-- Provided data start --

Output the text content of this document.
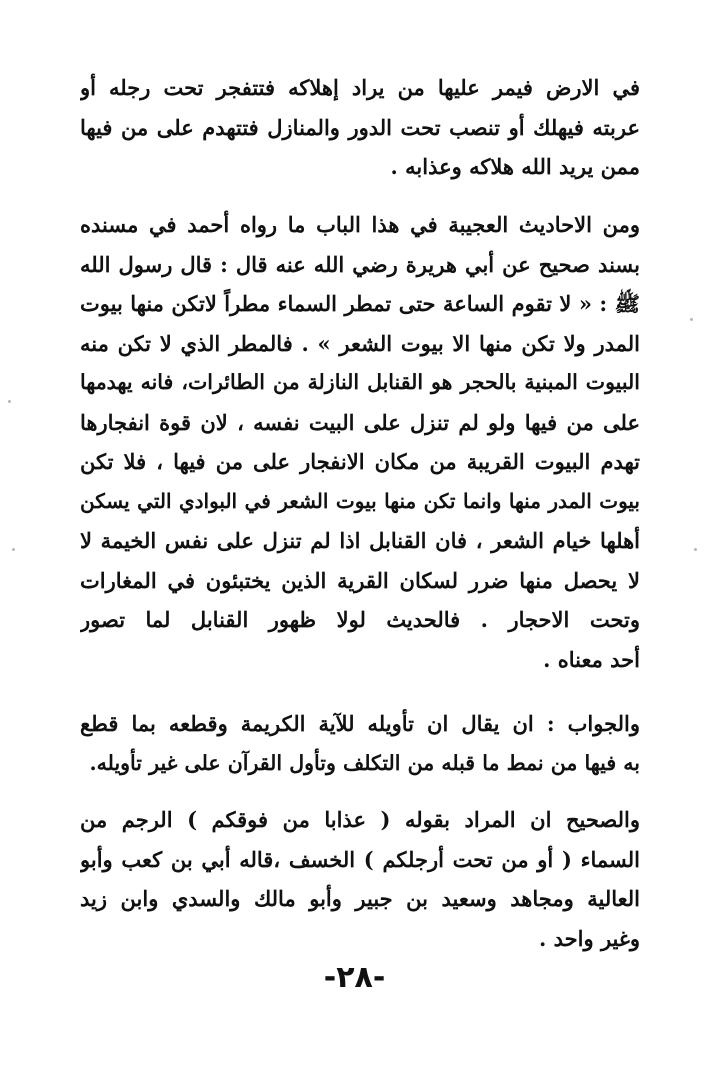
في الارض فيمر عليها من يراد إهلاكه فتتفجر تحت رجله أو
عربته فيهلك أو تنصب تحت الدور والمنازل فتتهدم على من فيها
ممن يريد الله هلاكه وعذابه .
ومن الاحاديث العجيبة في هذا الباب ما رواه أحمد في مسنده
بسند صحيح عن أبي هريرة رضي الله عنه قال : قال رسول الله
ﷺ : « لا تقوم الساعة حتى تمطر السماء مطراً لاتكن منها بيوت
المدر ولا تكن منها الا بيوت الشعر » . فالمطر الذي لا تكن منه
البيوت المبنية بالحجر هو القنابل النازلة من الطائرات، فانه يهدمها
على من فيها ولو لم تنزل على البيت نفسه ، لان قوة انفجارها
تهدم البيوت القريبة من مكان الانفجار على من فيها ، فلا تكن
بيوت المدر منها وانما تكن منها بيوت الشعر في البوادي التي يسكن
أهلها خيام الشعر ، فان القنابل اذا لم تنزل على نفس الخيمة لا
لا يحصل منها ضرر لسكان القرية الذين يختبئون في المغارات
وتحت الاحجار . فالحديث لولا ظهور القنابل لما تصور
أحد معناه .
والجواب : ان يقال ان تأويله للآية الكريمة وقطعه بما قطع
به فيها من نمط ما قبله من التكلف وتأول القرآن على غير تأويله.
والصحيح ان المراد بقوله ( عذابا من فوقكم ) الرجم من
السماء ( أو من تحت أرجلكم ) الخسف ،قاله أبي بن كعب وأبو
العالية ومجاهد وسعيد بن جبير وأبو مالك والسدي وابن زيد
وغير واحد .
-٢٨-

-- Provided data end --

■ Your task
Write out the entries above word for word. Do not include the pictures.

■ Complete output
Output the text content of this document.
في الارض فيمر عليها من يراد إهلاكه فتتفجر تحت رجله أو
عربته فيهلك أو تنصب تحت الدور والمنازل فتتهدم على من فيها
ممن يريد الله هلاكه وعذابه .
ومن الاحاديث العجيبة في هذا الباب ما رواه أحمد في مسنده
بسند صحيح عن أبي هريرة رضي الله عنه قال : قال رسول الله
ﷺ : « لا تقوم الساعة حتى تمطر السماء مطراً لاتكن منها بيوت
المدر ولا تكن منها الا بيوت الشعر » . فالمطر الذي لا تكن منه
البيوت المبنية بالحجر هو القنابل النازلة من الطائرات، فانه يهدمها
على من فيها ولو لم تنزل على البيت نفسه ، لان قوة انفجارها
تهدم البيوت القريبة من مكان الانفجار على من فيها ، فلا تكن
بيوت المدر منها وانما تكن منها بيوت الشعر في البوادي التي يسكن
أهلها خيام الشعر ، فان القنابل اذا لم تنزل على نفس الخيمة لا
لا يحصل منها ضرر لسكان القرية الذين يختبئون في المغارات
وتحت الاحجار . فالحديث لولا ظهور القنابل لما تصور
أحد معناه .
والجواب : ان يقال ان تأويله للآية الكريمة وقطعه بما قطع
به فيها من نمط ما قبله من التكلف وتأول القرآن على غير تأويله.
والصحيح ان المراد بقوله ( عذابا من فوقكم ) الرجم من
السماء ( أو من تحت أرجلكم ) الخسف ،قاله أبي بن كعب وأبو
العالية ومجاهد وسعيد بن جبير وأبو مالك والسدي وابن زيد
وغير واحد .
-٢٨-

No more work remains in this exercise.